**Record extracts:**

┄┄┄┄┄┄

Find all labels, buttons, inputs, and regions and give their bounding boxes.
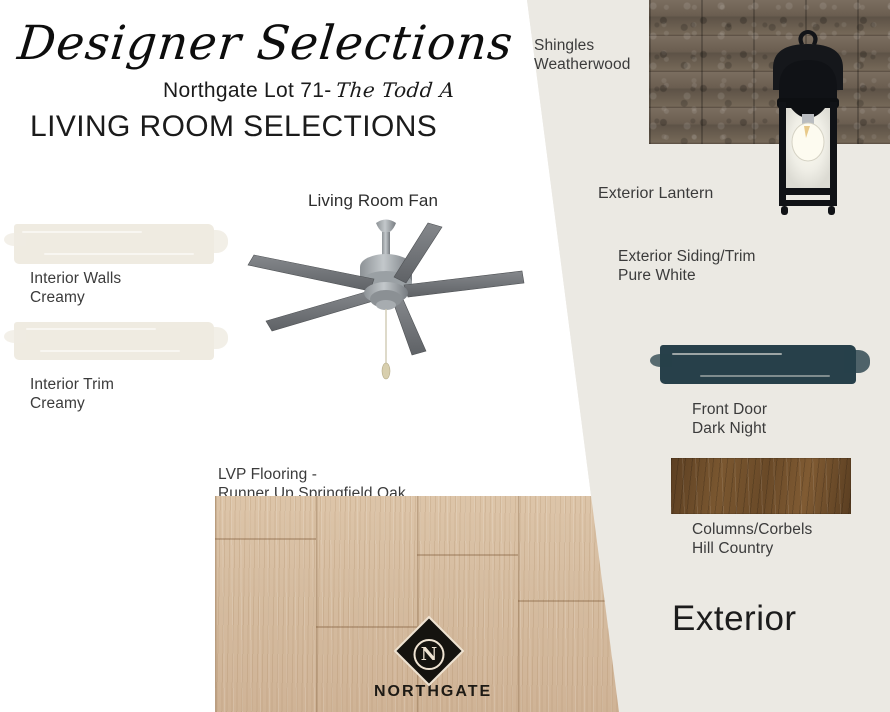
section-heading: LIVING ROOM SELECTIONS [30,110,437,144]
logo-wordmark: NORTHGATE [374,683,484,701]
interior-trim-label: Interior Trim Creamy [30,376,114,413]
exterior-lantern-label: Exterior Lantern [598,184,713,203]
shingles-label: Shingles Weatherwood [534,37,630,74]
logo-diamond-icon: N [396,618,461,683]
designer-selections-board: Designer Selections Northgate Lot 71- Th… [0,0,890,712]
subtitle-model: The Todd A [335,78,456,102]
exterior-heading: Exterior [672,599,797,639]
exterior-siding-label: Exterior Siding/Trim Pure White [618,248,756,285]
interior-walls-swatch [14,224,214,264]
columns-corbels-swatch [671,458,851,514]
interior-walls-label: Interior Walls Creamy [30,270,121,307]
front-door-swatch [660,345,856,384]
subtitle: Northgate Lot 71- The Todd A [163,78,455,103]
exterior-lantern-image [757,28,859,220]
front-door-label: Front Door Dark Night [692,401,767,438]
ceiling-fan-image [236,215,536,395]
logo-monogram: N [414,638,445,669]
northgate-logo: N NORTHGATE [374,628,484,712]
page-title: Designer Selections [15,16,516,71]
living-room-fan-label: Living Room Fan [308,191,438,211]
columns-corbels-label: Columns/Corbels Hill Country [692,521,812,558]
subtitle-plan: Northgate Lot 71- [163,79,332,102]
interior-trim-swatch [14,322,214,360]
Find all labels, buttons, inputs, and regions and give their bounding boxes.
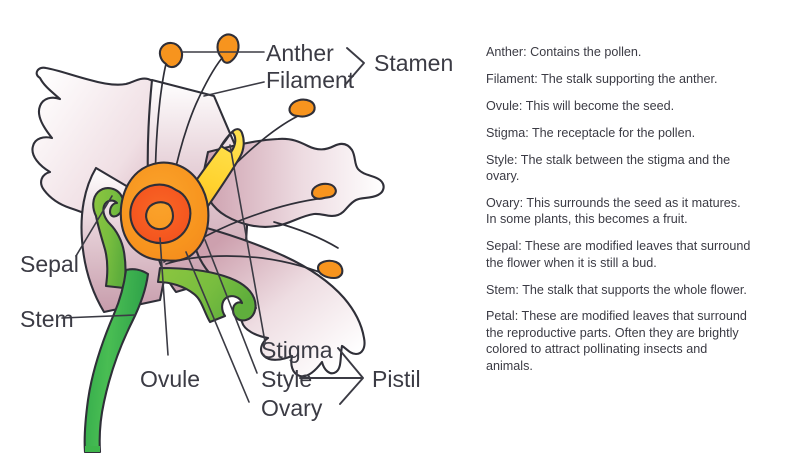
glossary-term: Petal: <box>486 309 518 323</box>
flower-anatomy-page: Anther Filament Sepal Stem Ovule Stigma … <box>0 0 800 467</box>
anther-5 <box>318 261 342 278</box>
glossary-definition: The stalk supporting the anther. <box>541 72 717 86</box>
glossary-term: Style: <box>486 153 518 167</box>
label-ovary: Ovary <box>261 395 323 421</box>
glossary-term: Ovary: <box>486 196 523 210</box>
glossary-definition: These are modified leaves that surround … <box>486 239 750 269</box>
glossary-definition: The stalk that supports the whole flower… <box>522 283 747 297</box>
glossary-definition: The receptacle for the pollen. <box>532 126 695 140</box>
glossary-term: Stem: <box>486 283 519 297</box>
anther-3 <box>289 100 314 117</box>
glossary-definition: This surrounds the seed as it matures. I… <box>486 196 741 226</box>
label-ovule: Ovule <box>140 366 200 392</box>
glossary-definition: These are modified leaves that surround … <box>486 309 747 372</box>
glossary-entry: Stem: The stalk that supports the whole … <box>486 282 754 298</box>
glossary-definition: Contains the pollen. <box>530 45 641 59</box>
glossary-definition: The stalk between the stigma and the ova… <box>486 153 730 183</box>
label-filament: Filament <box>266 67 355 93</box>
glossary-term: Ovule: <box>486 99 522 113</box>
label-anther: Anther <box>266 40 334 66</box>
glossary-entry: Style: The stalk between the stigma and … <box>486 152 754 185</box>
glossary-list: Anther: Contains the pollen. Filament: T… <box>486 0 800 467</box>
glossary-entry: Stigma: The receptacle for the pollen. <box>486 125 754 141</box>
glossary-term: Stigma: <box>486 126 529 140</box>
glossary-entry: Anther: Contains the pollen. <box>486 44 754 60</box>
label-sepal: Sepal <box>20 251 79 277</box>
flower-diagram: Anther Filament Sepal Stem Ovule Stigma … <box>0 0 478 467</box>
glossary-entry: Ovule: This will become the seed. <box>486 98 754 114</box>
anther-4 <box>312 184 336 199</box>
glossary-term: Anther: <box>486 45 527 59</box>
glossary-entry: Filament: The stalk supporting the anthe… <box>486 71 754 87</box>
glossary-entry: Ovary: This surrounds the seed as it mat… <box>486 195 754 228</box>
glossary-definition: This will become the seed. <box>526 99 674 113</box>
glossary-entry: Sepal: These are modified leaves that su… <box>486 238 754 271</box>
ovary-group <box>121 163 209 261</box>
label-stem: Stem <box>20 306 74 332</box>
glossary-term: Sepal: <box>486 239 522 253</box>
stem-base <box>85 446 100 452</box>
glossary-term: Filament: <box>486 72 538 86</box>
flower-illustration: Anther Filament Sepal Stem Ovule Stigma … <box>0 0 478 467</box>
label-stamen-group: Stamen <box>374 50 453 76</box>
petal-right-tip <box>274 222 338 248</box>
leader-filament <box>204 82 264 96</box>
label-stigma: Stigma <box>261 337 333 363</box>
label-pistil-group: Pistil <box>372 366 421 392</box>
glossary-entry: Petal: These are modified leaves that su… <box>486 308 754 374</box>
anther-1 <box>160 43 182 67</box>
label-style: Style <box>261 366 312 392</box>
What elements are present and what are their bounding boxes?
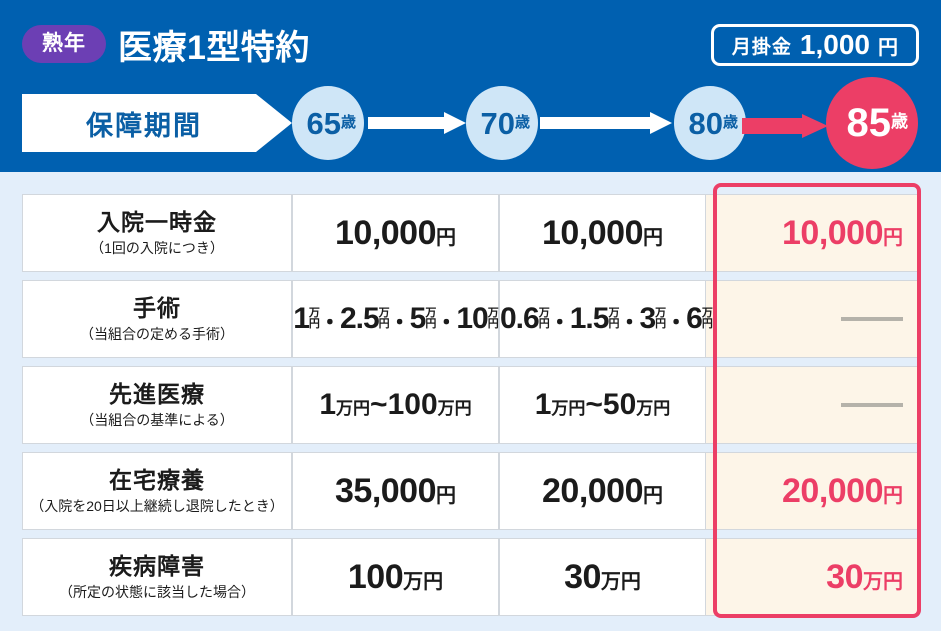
monthly-premium-unit: 円 (878, 31, 898, 60)
value-unit: 万円 (601, 571, 641, 593)
timeline-node-65: 65 歳 (292, 86, 364, 160)
timeline-node-85: 85 歳 (826, 77, 918, 169)
value-unit: 円 (436, 485, 456, 507)
row-value-cell-70: 1万円~50万円 (499, 366, 706, 444)
row-label-cell: 疾病障害 （所定の状態に該当した場合） (22, 538, 292, 616)
row-value-cell-85: 10,000円 (706, 194, 919, 272)
value-range-from: 1 (319, 388, 336, 421)
timeline-arrow-80-85-icon (742, 114, 830, 136)
value-not-applicable-dash (841, 403, 903, 407)
value-amount: 1 (293, 302, 309, 335)
value-unit: 円 (643, 485, 663, 507)
value-separator: ・ (665, 309, 686, 334)
table-row: 手術 （当組合の定める手術） 1万円・2.5万円・5万円・10万円 0.6万円・… (22, 280, 919, 358)
row-value-cell-65: 10,000円 (292, 194, 499, 272)
table-row: 先進医療 （当組合の基準による） 1万円~100万円 1万円~50万円 (22, 366, 919, 444)
row-value-cell-65: 1万円・2.5万円・5万円・10万円 (292, 280, 499, 358)
value-separator: ・ (549, 309, 570, 334)
value-separator: ・ (319, 309, 340, 334)
value-separator: ・ (618, 309, 639, 334)
header-top-row: 熟年 医療1型特約 月掛金 1,000 円 (0, 12, 941, 74)
value-unit: 円 (643, 227, 663, 249)
monthly-premium-label: 月掛金 (732, 32, 792, 59)
row-value-cell-70: 0.6万円・1.5万円・3万円・6万円 (499, 280, 706, 358)
table-row: 入院一時金 （1回の入院につき） 10,000円 10,000円 10,000円 (22, 194, 919, 272)
row-value-cell-65: 1万円~100万円 (292, 366, 499, 444)
timeline-node-65-suffix: 歳 (341, 115, 364, 132)
value-amount: 10,000 (335, 214, 436, 252)
value-not-applicable-dash (841, 317, 903, 321)
timeline-node-65-age: 65 (307, 108, 341, 139)
row-value-cell-65: 100万円 (292, 538, 499, 616)
timeline-arrow-70-80-icon (540, 112, 674, 134)
value-unit-stack: 万円 (309, 308, 319, 330)
row-label-sub: （所定の状態に該当した場合） (23, 583, 291, 601)
value-amount: 0.6 (500, 302, 539, 335)
value-amount: 100 (348, 558, 403, 596)
row-label-main: 入院一時金 (23, 209, 291, 237)
benefit-table: 入院一時金 （1回の入院につき） 10,000円 10,000円 10,000円… (22, 186, 919, 624)
row-label-cell: 手術 （当組合の定める手術） (22, 280, 292, 358)
row-label-sub: （当組合の基準による） (23, 411, 291, 429)
value-range-to-unit: 万円 (636, 399, 670, 418)
value-range-separator: ~ (370, 388, 388, 421)
row-label-cell: 入院一時金 （1回の入院につき） (22, 194, 292, 272)
value-amount: 10,000 (782, 214, 883, 252)
value-amount: 6 (686, 302, 702, 335)
table-row: 在宅療養 （入院を20日以上継続し退院したとき） 35,000円 20,000円… (22, 452, 919, 530)
value-amount: 10 (456, 302, 487, 335)
value-range-from-unit: 万円 (551, 399, 585, 418)
value-amount: 1.5 (570, 302, 609, 335)
timeline-node-70: 70 歳 (466, 86, 538, 160)
timeline-node-80: 80 歳 (674, 86, 746, 160)
value-range-to: 50 (603, 388, 636, 421)
value-unit: 円 (436, 227, 456, 249)
timeline-node-70-suffix: 歳 (515, 115, 538, 132)
value-amount: 20,000 (542, 472, 643, 510)
value-amount: 10,000 (542, 214, 643, 252)
value-range-separator: ~ (585, 388, 603, 421)
monthly-premium-amount: 1,000 (800, 29, 870, 61)
timeline-node-85-age: 85 (847, 103, 892, 143)
value-unit: 円 (883, 227, 903, 249)
value-unit-stack: 万円 (488, 308, 498, 330)
table-row: 疾病障害 （所定の状態に該当した場合） 100万円 30万円 30万円 (22, 538, 919, 616)
coverage-period-banner: 保障期間 (22, 94, 292, 152)
row-value-cell-85 (706, 366, 919, 444)
value-unit: 万円 (863, 571, 903, 593)
timeline-node-80-age: 80 (689, 108, 723, 139)
value-amount: 30 (564, 558, 601, 596)
value-unit-stack: 万円 (379, 308, 389, 330)
row-label-sub: （1回の入院につき） (23, 239, 291, 257)
row-label-main: 在宅療養 (23, 467, 291, 495)
value-unit: 万円 (403, 571, 443, 593)
value-range-to: 100 (388, 388, 438, 421)
row-value-cell-65: 35,000円 (292, 452, 499, 530)
value-surgery-list: 1万円・2.5万円・5万円・10万円 (293, 304, 498, 334)
timeline-node-70-age: 70 (481, 108, 515, 139)
page-title: 医療1型特約 (118, 20, 310, 69)
row-label-sub: （当組合の定める手術） (23, 325, 291, 343)
value-surgery-list: 0.6万円・1.5万円・3万円・6万円 (500, 304, 712, 334)
value-amount: 3 (639, 302, 655, 335)
row-label-main: 先進医療 (23, 381, 291, 409)
value-range-from-unit: 万円 (336, 399, 370, 418)
row-value-cell-70: 30万円 (499, 538, 706, 616)
value-amount: 30 (826, 558, 863, 596)
row-label-cell: 在宅療養 （入院を20日以上継続し退院したとき） (22, 452, 292, 530)
value-amount: 20,000 (782, 472, 883, 510)
monthly-premium-box: 月掛金 1,000 円 (711, 24, 919, 66)
coverage-timeline: 保障期間 65 歳 70 歳 80 歳 85 歳 (0, 86, 941, 162)
value-unit-stack: 万円 (655, 308, 665, 330)
value-unit-stack: 万円 (702, 308, 712, 330)
value-unit-stack: 万円 (425, 308, 435, 330)
row-label-cell: 先進医療 （当組合の基準による） (22, 366, 292, 444)
value-range-to-unit: 万円 (438, 399, 472, 418)
value-amount: 5 (410, 302, 426, 335)
value-amount: 35,000 (335, 472, 436, 510)
row-value-cell-85: 30万円 (706, 538, 919, 616)
row-value-cell-70: 10,000円 (499, 194, 706, 272)
row-value-cell-70: 20,000円 (499, 452, 706, 530)
benefit-table-area: 入院一時金 （1回の入院につき） 10,000円 10,000円 10,000円… (0, 180, 941, 631)
value-range-from: 1 (535, 388, 552, 421)
row-label-sub: （入院を20日以上継続し退院したとき） (23, 497, 291, 515)
value-unit-stack: 万円 (608, 308, 618, 330)
value-amount: 2.5 (340, 302, 379, 335)
value-separator: ・ (435, 309, 456, 334)
row-value-cell-85 (706, 280, 919, 358)
timeline-arrow-65-70-icon (368, 112, 466, 134)
plan-category-badge: 熟年 (22, 25, 106, 63)
timeline-node-85-suffix: 歳 (891, 113, 918, 134)
value-unit-stack: 万円 (539, 308, 549, 330)
plan-header: 熟年 医療1型特約 月掛金 1,000 円 保障期間 65 歳 70 歳 80 … (0, 0, 941, 172)
row-label-main: 手術 (23, 295, 291, 323)
value-unit: 円 (883, 485, 903, 507)
row-label-main: 疾病障害 (23, 553, 291, 581)
value-separator: ・ (389, 309, 410, 334)
row-value-cell-85: 20,000円 (706, 452, 919, 530)
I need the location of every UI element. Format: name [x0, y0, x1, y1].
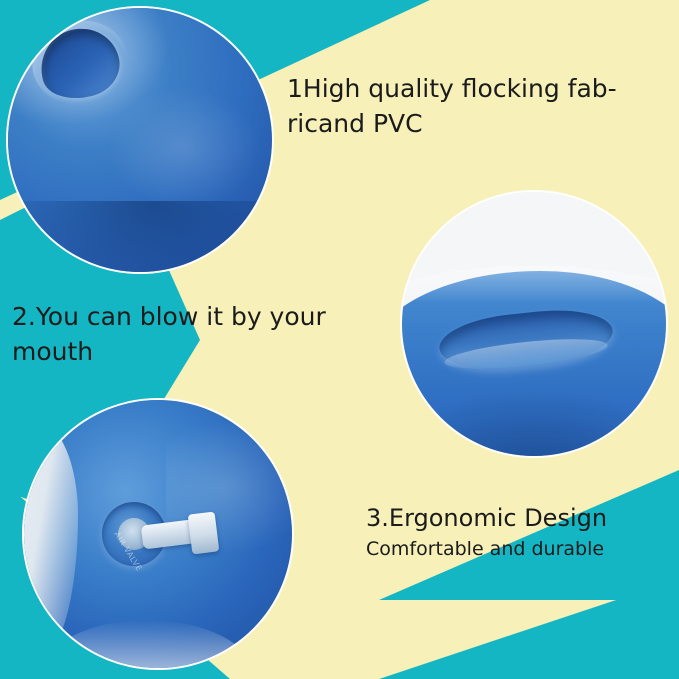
callout-1-line-1: 1High quality flocking fab- [287, 72, 659, 107]
callout-2-line-1: 2.You can blow it by your [12, 300, 392, 335]
callout-2-line-2: mouth [12, 335, 392, 370]
valve-cap [188, 511, 219, 554]
callout-1-text: 1High quality flocking fab- ricand PVC [287, 72, 659, 141]
callout-2-text: 2.You can blow it by your mouth [12, 300, 392, 369]
callout-1-line-2: ricand PVC [287, 107, 659, 142]
photo-flocking-fabric [6, 6, 274, 274]
product-infographic: AIR VALVE 1High quality flocking fab- ri… [0, 0, 679, 679]
callout-3-title: 3.Ergonomic Design [366, 502, 666, 535]
photo-ergonomic-pillow [400, 190, 668, 458]
fabric-shadow [6, 201, 274, 274]
callout-3-subtitle: Comfortable and durable [366, 536, 666, 562]
pillow-shadow [400, 390, 668, 458]
photo-inflation-valve: AIR VALVE [22, 398, 294, 670]
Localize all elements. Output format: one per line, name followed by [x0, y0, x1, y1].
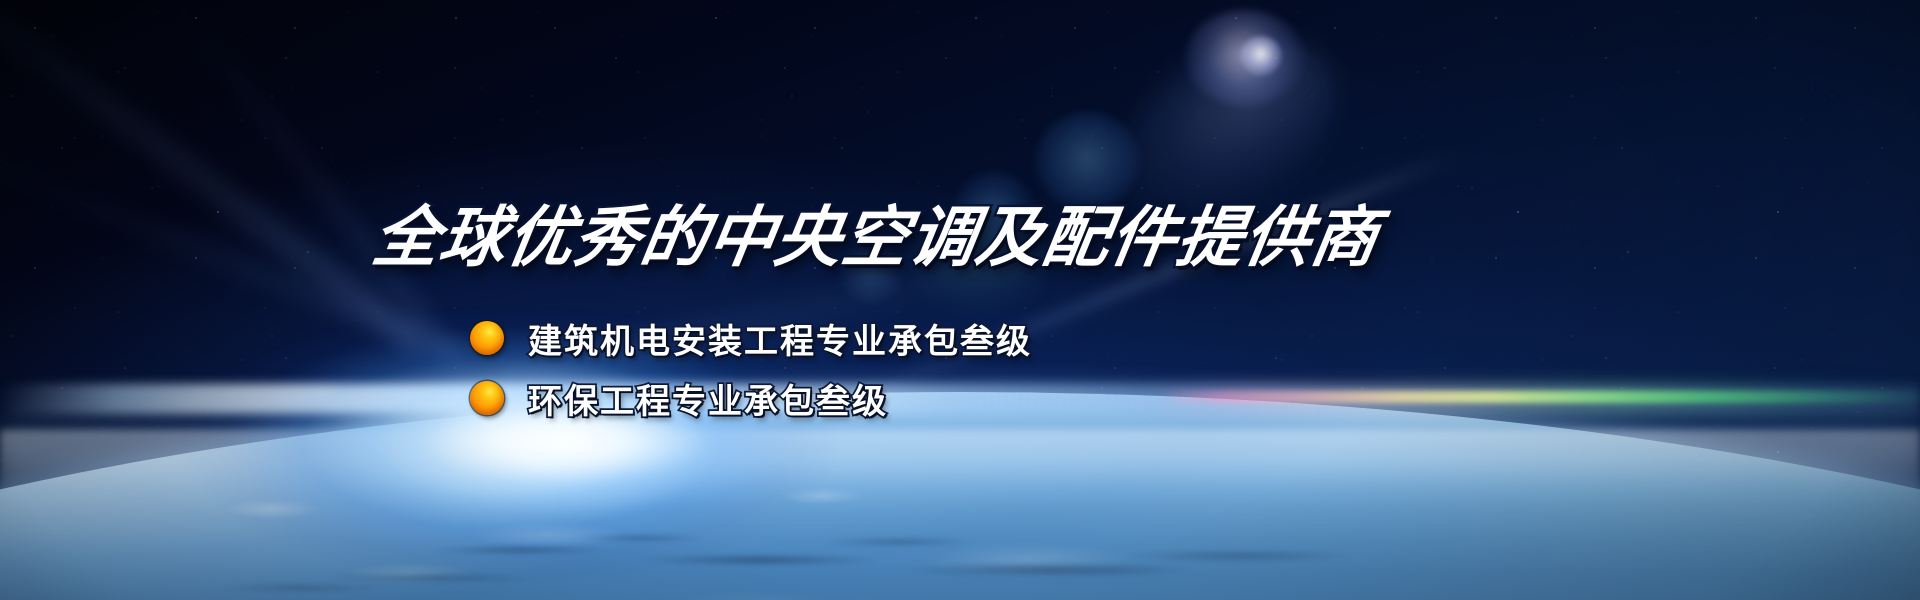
banner-bullet-item: 建筑机电安装工程专业承包叁级	[470, 310, 1032, 366]
banner-bullet-item: 环保工程专业承包叁级	[470, 370, 1032, 426]
orange-dot-icon	[470, 381, 504, 415]
banner-bullet-label: 建筑机电安装工程专业承包叁级	[528, 314, 1032, 363]
orange-dot-icon	[470, 321, 504, 355]
hero-banner: 全球优秀的中央空调及配件提供商 建筑机电安装工程专业承包叁级 环保工程专业承包叁…	[0, 0, 1920, 600]
banner-headline: 全球优秀的中央空调及配件提供商	[368, 203, 1384, 273]
banner-content: 全球优秀的中央空调及配件提供商 建筑机电安装工程专业承包叁级 环保工程专业承包叁…	[0, 0, 1920, 600]
banner-bullet-label: 环保工程专业承包叁级	[528, 374, 888, 423]
banner-bullet-list: 建筑机电安装工程专业承包叁级 环保工程专业承包叁级	[470, 310, 1032, 430]
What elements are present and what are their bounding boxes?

┄┄┄┄┄┄

**Instruction:**
Please rewrite the stretch of records from the line that contains "callout-1-line-1: 1High quality" through the line that contains "fabric-shadow [6, 201, 274, 274]", with "PVC" changed to "TPU" and all else left the same.

**Answer to the exercise:**
callout-1-line-1: 1High quality flocking fab- [287, 72, 659, 107]
callout-2-line-1: 2.You can blow it by your [12, 300, 392, 335]
callout-2-line-2: mouth [12, 335, 392, 370]
valve-cap [188, 511, 219, 554]
callout-1-text: 1High quality flocking fab- ricand TPU [287, 72, 659, 141]
callout-2-text: 2.You can blow it by your mouth [12, 300, 392, 369]
callout-1-line-2: ricand TPU [287, 107, 659, 142]
photo-flocking-fabric [6, 6, 274, 274]
product-infographic: AIR VALVE 1High quality flocking fab- ri… [0, 0, 679, 679]
callout-3-title: 3.Ergonomic Design [366, 502, 666, 535]
photo-ergonomic-pillow [400, 190, 668, 458]
fabric-shadow [6, 201, 274, 274]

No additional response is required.